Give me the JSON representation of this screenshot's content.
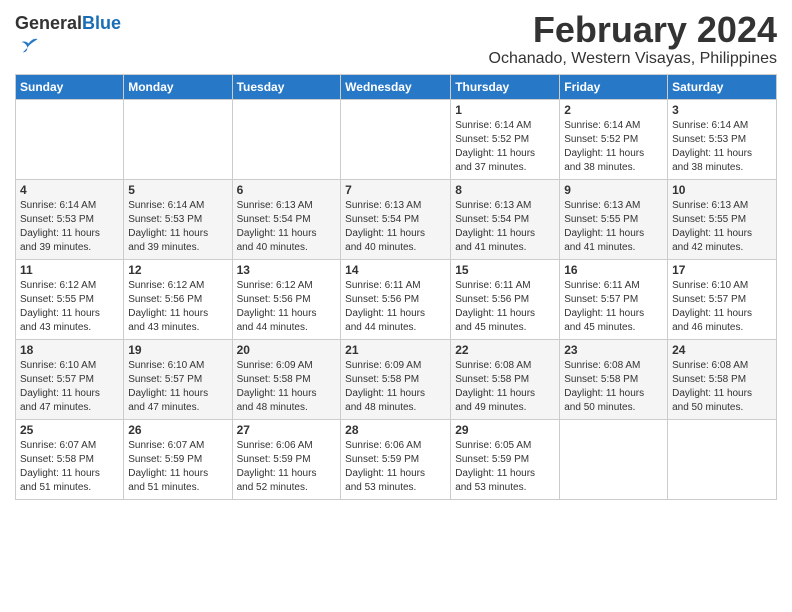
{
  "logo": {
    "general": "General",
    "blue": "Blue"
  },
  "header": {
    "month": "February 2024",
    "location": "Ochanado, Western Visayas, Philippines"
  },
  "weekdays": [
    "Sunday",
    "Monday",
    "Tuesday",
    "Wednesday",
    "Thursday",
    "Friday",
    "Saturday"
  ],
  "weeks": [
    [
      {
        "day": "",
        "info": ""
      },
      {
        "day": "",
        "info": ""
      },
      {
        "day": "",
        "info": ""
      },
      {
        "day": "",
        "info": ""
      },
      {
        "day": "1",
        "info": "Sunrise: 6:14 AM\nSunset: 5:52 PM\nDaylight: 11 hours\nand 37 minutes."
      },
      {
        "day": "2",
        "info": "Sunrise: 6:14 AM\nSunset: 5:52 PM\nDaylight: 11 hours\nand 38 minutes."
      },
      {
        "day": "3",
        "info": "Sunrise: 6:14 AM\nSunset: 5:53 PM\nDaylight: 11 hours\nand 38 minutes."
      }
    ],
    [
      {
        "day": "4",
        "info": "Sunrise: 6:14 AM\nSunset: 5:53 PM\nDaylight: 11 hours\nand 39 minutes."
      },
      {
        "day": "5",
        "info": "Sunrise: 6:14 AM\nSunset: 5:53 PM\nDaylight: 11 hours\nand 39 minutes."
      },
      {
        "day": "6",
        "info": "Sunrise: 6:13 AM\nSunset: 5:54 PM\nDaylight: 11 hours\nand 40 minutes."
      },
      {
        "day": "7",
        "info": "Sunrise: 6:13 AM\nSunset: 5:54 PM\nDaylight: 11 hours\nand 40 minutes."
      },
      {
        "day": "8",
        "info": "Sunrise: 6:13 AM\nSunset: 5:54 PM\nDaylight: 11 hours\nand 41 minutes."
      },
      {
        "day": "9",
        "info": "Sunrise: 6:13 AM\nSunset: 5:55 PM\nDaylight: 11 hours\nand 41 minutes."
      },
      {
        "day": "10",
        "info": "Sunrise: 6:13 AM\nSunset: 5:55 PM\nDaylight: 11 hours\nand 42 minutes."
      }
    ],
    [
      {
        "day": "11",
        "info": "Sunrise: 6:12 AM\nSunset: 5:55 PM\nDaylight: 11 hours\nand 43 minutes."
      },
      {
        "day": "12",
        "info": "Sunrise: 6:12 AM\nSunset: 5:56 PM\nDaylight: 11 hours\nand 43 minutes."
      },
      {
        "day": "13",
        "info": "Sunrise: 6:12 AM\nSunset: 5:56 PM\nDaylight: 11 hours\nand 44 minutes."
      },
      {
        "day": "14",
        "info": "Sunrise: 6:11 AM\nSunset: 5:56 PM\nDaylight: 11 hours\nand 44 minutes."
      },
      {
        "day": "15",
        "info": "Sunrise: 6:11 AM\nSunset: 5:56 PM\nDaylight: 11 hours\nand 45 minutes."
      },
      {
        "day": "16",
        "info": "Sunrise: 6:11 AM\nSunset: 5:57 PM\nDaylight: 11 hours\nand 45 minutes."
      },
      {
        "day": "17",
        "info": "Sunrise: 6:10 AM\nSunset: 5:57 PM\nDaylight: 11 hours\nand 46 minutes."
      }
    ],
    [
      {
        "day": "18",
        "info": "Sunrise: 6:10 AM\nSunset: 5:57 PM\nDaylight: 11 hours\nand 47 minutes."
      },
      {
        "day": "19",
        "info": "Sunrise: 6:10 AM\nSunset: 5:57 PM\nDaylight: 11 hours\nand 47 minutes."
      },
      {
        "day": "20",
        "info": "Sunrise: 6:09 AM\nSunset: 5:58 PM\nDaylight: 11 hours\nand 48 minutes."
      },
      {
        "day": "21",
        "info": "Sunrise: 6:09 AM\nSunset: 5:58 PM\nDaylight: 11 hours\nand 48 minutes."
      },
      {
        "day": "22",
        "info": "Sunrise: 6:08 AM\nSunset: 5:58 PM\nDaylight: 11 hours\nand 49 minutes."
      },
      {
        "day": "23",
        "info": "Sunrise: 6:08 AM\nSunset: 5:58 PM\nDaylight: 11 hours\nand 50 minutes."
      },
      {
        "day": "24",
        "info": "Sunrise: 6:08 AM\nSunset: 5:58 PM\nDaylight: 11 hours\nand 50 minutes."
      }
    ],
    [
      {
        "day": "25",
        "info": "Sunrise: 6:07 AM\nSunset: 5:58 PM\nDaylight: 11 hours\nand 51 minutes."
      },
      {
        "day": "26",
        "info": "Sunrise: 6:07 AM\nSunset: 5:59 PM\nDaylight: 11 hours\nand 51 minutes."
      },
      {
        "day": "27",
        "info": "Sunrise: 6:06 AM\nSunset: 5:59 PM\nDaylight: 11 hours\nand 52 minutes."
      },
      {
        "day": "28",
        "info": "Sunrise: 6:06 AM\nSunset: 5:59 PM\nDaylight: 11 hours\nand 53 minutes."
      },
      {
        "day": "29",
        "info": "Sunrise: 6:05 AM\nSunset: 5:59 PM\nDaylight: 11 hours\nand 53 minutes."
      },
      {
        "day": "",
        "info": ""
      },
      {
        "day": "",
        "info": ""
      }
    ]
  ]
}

Requirement: Without the pictures, restate each entry exactly.

Reply:
Give me the JSON representation of this screenshot's content.
{
  "logo": {
    "general": "General",
    "blue": "Blue"
  },
  "header": {
    "month": "February 2024",
    "location": "Ochanado, Western Visayas, Philippines"
  },
  "weekdays": [
    "Sunday",
    "Monday",
    "Tuesday",
    "Wednesday",
    "Thursday",
    "Friday",
    "Saturday"
  ],
  "weeks": [
    [
      {
        "day": "",
        "info": ""
      },
      {
        "day": "",
        "info": ""
      },
      {
        "day": "",
        "info": ""
      },
      {
        "day": "",
        "info": ""
      },
      {
        "day": "1",
        "info": "Sunrise: 6:14 AM\nSunset: 5:52 PM\nDaylight: 11 hours\nand 37 minutes."
      },
      {
        "day": "2",
        "info": "Sunrise: 6:14 AM\nSunset: 5:52 PM\nDaylight: 11 hours\nand 38 minutes."
      },
      {
        "day": "3",
        "info": "Sunrise: 6:14 AM\nSunset: 5:53 PM\nDaylight: 11 hours\nand 38 minutes."
      }
    ],
    [
      {
        "day": "4",
        "info": "Sunrise: 6:14 AM\nSunset: 5:53 PM\nDaylight: 11 hours\nand 39 minutes."
      },
      {
        "day": "5",
        "info": "Sunrise: 6:14 AM\nSunset: 5:53 PM\nDaylight: 11 hours\nand 39 minutes."
      },
      {
        "day": "6",
        "info": "Sunrise: 6:13 AM\nSunset: 5:54 PM\nDaylight: 11 hours\nand 40 minutes."
      },
      {
        "day": "7",
        "info": "Sunrise: 6:13 AM\nSunset: 5:54 PM\nDaylight: 11 hours\nand 40 minutes."
      },
      {
        "day": "8",
        "info": "Sunrise: 6:13 AM\nSunset: 5:54 PM\nDaylight: 11 hours\nand 41 minutes."
      },
      {
        "day": "9",
        "info": "Sunrise: 6:13 AM\nSunset: 5:55 PM\nDaylight: 11 hours\nand 41 minutes."
      },
      {
        "day": "10",
        "info": "Sunrise: 6:13 AM\nSunset: 5:55 PM\nDaylight: 11 hours\nand 42 minutes."
      }
    ],
    [
      {
        "day": "11",
        "info": "Sunrise: 6:12 AM\nSunset: 5:55 PM\nDaylight: 11 hours\nand 43 minutes."
      },
      {
        "day": "12",
        "info": "Sunrise: 6:12 AM\nSunset: 5:56 PM\nDaylight: 11 hours\nand 43 minutes."
      },
      {
        "day": "13",
        "info": "Sunrise: 6:12 AM\nSunset: 5:56 PM\nDaylight: 11 hours\nand 44 minutes."
      },
      {
        "day": "14",
        "info": "Sunrise: 6:11 AM\nSunset: 5:56 PM\nDaylight: 11 hours\nand 44 minutes."
      },
      {
        "day": "15",
        "info": "Sunrise: 6:11 AM\nSunset: 5:56 PM\nDaylight: 11 hours\nand 45 minutes."
      },
      {
        "day": "16",
        "info": "Sunrise: 6:11 AM\nSunset: 5:57 PM\nDaylight: 11 hours\nand 45 minutes."
      },
      {
        "day": "17",
        "info": "Sunrise: 6:10 AM\nSunset: 5:57 PM\nDaylight: 11 hours\nand 46 minutes."
      }
    ],
    [
      {
        "day": "18",
        "info": "Sunrise: 6:10 AM\nSunset: 5:57 PM\nDaylight: 11 hours\nand 47 minutes."
      },
      {
        "day": "19",
        "info": "Sunrise: 6:10 AM\nSunset: 5:57 PM\nDaylight: 11 hours\nand 47 minutes."
      },
      {
        "day": "20",
        "info": "Sunrise: 6:09 AM\nSunset: 5:58 PM\nDaylight: 11 hours\nand 48 minutes."
      },
      {
        "day": "21",
        "info": "Sunrise: 6:09 AM\nSunset: 5:58 PM\nDaylight: 11 hours\nand 48 minutes."
      },
      {
        "day": "22",
        "info": "Sunrise: 6:08 AM\nSunset: 5:58 PM\nDaylight: 11 hours\nand 49 minutes."
      },
      {
        "day": "23",
        "info": "Sunrise: 6:08 AM\nSunset: 5:58 PM\nDaylight: 11 hours\nand 50 minutes."
      },
      {
        "day": "24",
        "info": "Sunrise: 6:08 AM\nSunset: 5:58 PM\nDaylight: 11 hours\nand 50 minutes."
      }
    ],
    [
      {
        "day": "25",
        "info": "Sunrise: 6:07 AM\nSunset: 5:58 PM\nDaylight: 11 hours\nand 51 minutes."
      },
      {
        "day": "26",
        "info": "Sunrise: 6:07 AM\nSunset: 5:59 PM\nDaylight: 11 hours\nand 51 minutes."
      },
      {
        "day": "27",
        "info": "Sunrise: 6:06 AM\nSunset: 5:59 PM\nDaylight: 11 hours\nand 52 minutes."
      },
      {
        "day": "28",
        "info": "Sunrise: 6:06 AM\nSunset: 5:59 PM\nDaylight: 11 hours\nand 53 minutes."
      },
      {
        "day": "29",
        "info": "Sunrise: 6:05 AM\nSunset: 5:59 PM\nDaylight: 11 hours\nand 53 minutes."
      },
      {
        "day": "",
        "info": ""
      },
      {
        "day": "",
        "info": ""
      }
    ]
  ]
}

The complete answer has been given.